EXTRACTED RECORDS |

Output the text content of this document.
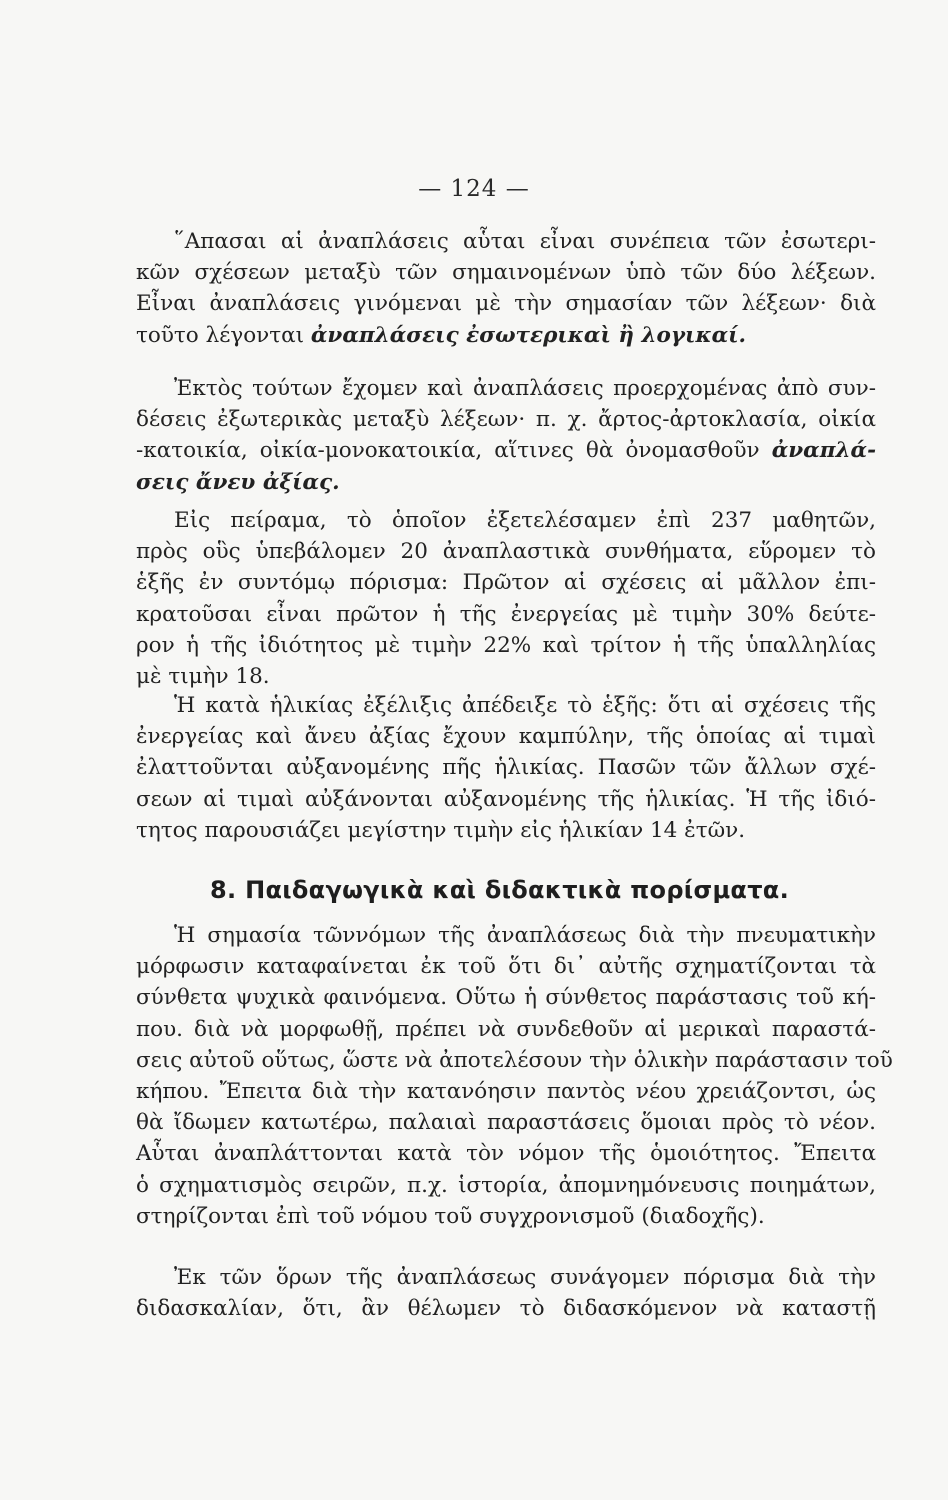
— 124 —
῞Απασαι αἱ ἀναπλάσεις αὗται εἶναι συνέπεια τῶν ἐσωτερι-
κῶν σχέσεων μεταξὺ τῶν σημαινομένων ὑπὸ τῶν δύο λέξεων.
Εἶναι ἀναπλάσεις γινόμεναι μὲ τὴν σημασίαν τῶν λέξεων· διὰ
τοῦτο λέγονται ἀναπλάσεις ἐσωτερικαὶ ἢ λογικαί.
Ἐκτὸς τούτων ἔχομεν καὶ ἀναπλάσεις προερχομένας ἀπὸ συν-
δέσεις ἐξωτερικὰς μεταξὺ λέξεων· π. χ. ἄρτος-ἀρτοκλασία, οἰκία
-κατοικία, οἰκία-μονοκατοικία, αἵτινες θὰ ὀνομασθοῦν ἀναπλά-
σεις ἄνευ ἀξίας.
Εἰς πείραμα, τὸ ὁποῖον ἐξετελέσαμεν ἐπὶ 237 μαθητῶν,
πρὸς οὓς ὑπεβάλομεν 20 ἀναπλαστικὰ συνθήματα, εὕρομεν τὸ
ἑξῆς ἐν συντόμῳ πόρισμα: Πρῶτον αἱ σχέσεις αἱ μᾶλλον ἐπι-
κρατοῦσαι εἶναι πρῶτον ἡ τῆς ἐνεργείας μὲ τιμὴν 30% δεύτε-
ρον ἡ τῆς ἰδιότητος μὲ τιμὴν 22% καὶ τρίτον ἡ τῆς ὑπαλληλίας
μὲ τιμὴν 18.
Ἡ κατὰ ἡλικίας ἐξέλιξις ἀπέδειξε τὸ ἑξῆς: ὅτι αἱ σχέσεις τῆς
ἐνεργείας καὶ ἄνευ ἀξίας ἔχουν καμπύλην, τῆς ὁποίας αἱ τιμαὶ
ἐλαττοῦνται αὐξανομένης πῆς ἡλικίας. Πασῶν τῶν ἄλλων σχέ-
σεων αἱ τιμαὶ αὐξάνονται αὐξανομένης τῆς ἡλικίας. Ἡ τῆς ἰδιό-
τητος παρουσιάζει μεγίστην τιμὴν εἰς ἡλικίαν 14 ἐτῶν.
8. Παιδαγωγικὰ καὶ διδακτικὰ πορίσματα.
Ἡ σημασία τῶννόμων τῆς ἀναπλάσεως διὰ τὴν πνευματικὴν
μόρφωσιν καταφαίνεται ἐκ τοῦ ὅτι δι᾽ αὐτῆς σχηματίζονται τὰ
σύνθετα ψυχικὰ φαινόμενα. Οὕτω ἡ σύνθετος παράστασις τοῦ κή-
που. διὰ νὰ μορφωθῇ, πρέπει νὰ συνδεθοῦν αἱ μερικαὶ παραστά-
σεις αὐτοῦ οὕτως, ὥστε νὰ ἀποτελέσουν τὴν ὁλικὴν παράστασιν τοῦ
κήπου. Ἔπειτα διὰ τὴν κατανόησιν παντὸς νέου χρειάζοντσι, ὡς
θὰ ἴδωμεν κατωτέρω, παλαιαὶ παραστάσεις ὅμοιαι πρὸς τὸ νέον.
Αὗται ἀναπλάττονται κατὰ τὸν νόμον τῆς ὁμοιότητος. Ἔπειτα
ὁ σχηματισμὸς σειρῶν, π.χ. ἱστορία, ἀπομνημόνευσις ποιημάτων,
στηρίζονται ἐπὶ τοῦ νόμου τοῦ συγχρονισμοῦ (διαδοχῆς).
Ἐκ τῶν ὅρων τῆς ἀναπλάσεως συνάγομεν πόρισμα διὰ τὴν
διδασκαλίαν, ὅτι, ἂν θέλωμεν τὸ διδασκόμενον νὰ καταστῇ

WHAT TO PRODUCE |
Read through the entries and copy each line in which "ἄνευ" appears.

RESPONSE TO THE EXERCISE |
σεις ἄνευ ἀξίας.
ἐνεργείας καὶ ἄνευ ἀξίας ἔχουν καμπύλην, τῆς ὁποίας αἱ τιμαὶ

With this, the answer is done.